• **Do this**: Exact copies are required of the lines from the line containing "Extract all readable text from this page." through the final line of the listing, both included, and of no other lines.

• **Data lines**:

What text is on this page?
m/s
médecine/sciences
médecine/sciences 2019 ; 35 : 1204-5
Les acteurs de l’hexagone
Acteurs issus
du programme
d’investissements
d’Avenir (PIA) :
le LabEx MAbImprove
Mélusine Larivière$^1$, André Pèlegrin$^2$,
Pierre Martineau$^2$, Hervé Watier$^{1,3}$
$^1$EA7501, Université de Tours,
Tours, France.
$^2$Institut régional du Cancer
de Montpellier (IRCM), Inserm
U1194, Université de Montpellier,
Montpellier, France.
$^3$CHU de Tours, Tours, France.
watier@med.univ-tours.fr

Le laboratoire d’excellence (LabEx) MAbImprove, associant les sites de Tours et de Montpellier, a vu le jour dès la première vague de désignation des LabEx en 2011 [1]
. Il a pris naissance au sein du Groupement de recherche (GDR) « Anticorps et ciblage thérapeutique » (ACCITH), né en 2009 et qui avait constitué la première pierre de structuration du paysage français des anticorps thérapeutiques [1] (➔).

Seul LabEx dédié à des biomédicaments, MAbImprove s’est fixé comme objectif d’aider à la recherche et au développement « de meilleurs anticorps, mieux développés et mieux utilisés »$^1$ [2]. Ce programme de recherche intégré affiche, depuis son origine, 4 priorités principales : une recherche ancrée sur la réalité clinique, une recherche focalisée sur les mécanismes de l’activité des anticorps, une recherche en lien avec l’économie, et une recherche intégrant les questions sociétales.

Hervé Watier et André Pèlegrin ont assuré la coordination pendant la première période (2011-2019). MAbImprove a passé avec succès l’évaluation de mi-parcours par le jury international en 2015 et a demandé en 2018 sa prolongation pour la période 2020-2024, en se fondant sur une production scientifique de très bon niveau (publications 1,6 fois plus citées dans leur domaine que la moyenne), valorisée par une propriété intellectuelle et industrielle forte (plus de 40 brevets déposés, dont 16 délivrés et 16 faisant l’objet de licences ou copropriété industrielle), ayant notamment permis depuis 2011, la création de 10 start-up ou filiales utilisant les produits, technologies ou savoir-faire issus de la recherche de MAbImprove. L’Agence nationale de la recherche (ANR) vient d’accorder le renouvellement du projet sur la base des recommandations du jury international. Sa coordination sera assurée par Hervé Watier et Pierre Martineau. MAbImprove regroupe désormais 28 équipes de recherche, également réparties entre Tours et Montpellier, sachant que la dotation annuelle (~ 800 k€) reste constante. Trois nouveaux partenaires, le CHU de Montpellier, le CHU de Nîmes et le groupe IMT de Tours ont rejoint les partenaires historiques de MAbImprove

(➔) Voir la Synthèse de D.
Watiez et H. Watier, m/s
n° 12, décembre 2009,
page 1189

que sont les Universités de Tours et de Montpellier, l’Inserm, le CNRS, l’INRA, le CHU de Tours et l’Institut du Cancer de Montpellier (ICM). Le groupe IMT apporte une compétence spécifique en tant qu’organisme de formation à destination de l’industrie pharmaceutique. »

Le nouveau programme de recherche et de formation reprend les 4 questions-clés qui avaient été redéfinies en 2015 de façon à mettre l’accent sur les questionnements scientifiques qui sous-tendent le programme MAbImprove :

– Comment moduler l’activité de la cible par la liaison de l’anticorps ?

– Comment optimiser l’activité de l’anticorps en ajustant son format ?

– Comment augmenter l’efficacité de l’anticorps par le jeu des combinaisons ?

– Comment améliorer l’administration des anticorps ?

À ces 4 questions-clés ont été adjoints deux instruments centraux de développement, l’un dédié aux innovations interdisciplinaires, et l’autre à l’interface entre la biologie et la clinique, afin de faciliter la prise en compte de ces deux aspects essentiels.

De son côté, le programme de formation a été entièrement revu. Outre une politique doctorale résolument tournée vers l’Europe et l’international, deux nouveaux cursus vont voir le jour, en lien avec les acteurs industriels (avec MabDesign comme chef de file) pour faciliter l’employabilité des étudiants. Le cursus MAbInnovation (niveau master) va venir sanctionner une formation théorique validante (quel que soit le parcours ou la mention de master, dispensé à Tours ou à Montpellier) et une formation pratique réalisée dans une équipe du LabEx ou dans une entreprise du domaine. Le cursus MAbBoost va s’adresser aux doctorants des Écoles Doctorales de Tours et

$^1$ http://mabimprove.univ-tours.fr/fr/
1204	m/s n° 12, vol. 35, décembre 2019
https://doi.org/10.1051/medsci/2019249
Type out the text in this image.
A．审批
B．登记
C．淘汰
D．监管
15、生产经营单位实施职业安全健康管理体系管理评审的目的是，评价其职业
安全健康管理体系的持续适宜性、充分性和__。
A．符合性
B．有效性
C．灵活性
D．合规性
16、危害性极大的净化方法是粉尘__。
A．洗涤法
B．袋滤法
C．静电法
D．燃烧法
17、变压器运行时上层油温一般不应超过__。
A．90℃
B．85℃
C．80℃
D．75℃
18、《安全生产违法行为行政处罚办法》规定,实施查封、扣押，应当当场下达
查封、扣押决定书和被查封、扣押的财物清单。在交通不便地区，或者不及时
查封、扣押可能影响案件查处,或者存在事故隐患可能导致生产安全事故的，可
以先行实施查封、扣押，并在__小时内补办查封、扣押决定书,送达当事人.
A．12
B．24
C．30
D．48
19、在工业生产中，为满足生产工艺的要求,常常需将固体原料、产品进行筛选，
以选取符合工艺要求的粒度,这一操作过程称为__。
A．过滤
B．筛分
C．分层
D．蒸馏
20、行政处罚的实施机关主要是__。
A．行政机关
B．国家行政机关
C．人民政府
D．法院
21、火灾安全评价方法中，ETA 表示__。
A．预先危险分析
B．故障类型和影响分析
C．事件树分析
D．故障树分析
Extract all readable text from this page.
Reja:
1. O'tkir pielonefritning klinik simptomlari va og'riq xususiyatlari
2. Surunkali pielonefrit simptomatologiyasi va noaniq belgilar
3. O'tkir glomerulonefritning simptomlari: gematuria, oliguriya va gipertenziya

• **Result for this exercise**:
Extract all readable text from this page.
Reja:
1. O'tkir pielonefritning klinik simptomlari va og'riq xususiyatlari
2. Surunkali pielonefrit simptomatologiyasi va noaniq belgilar
3. O'tkir glomerulonefritning simptomlari: gematuria, oliguriya va gipertenziya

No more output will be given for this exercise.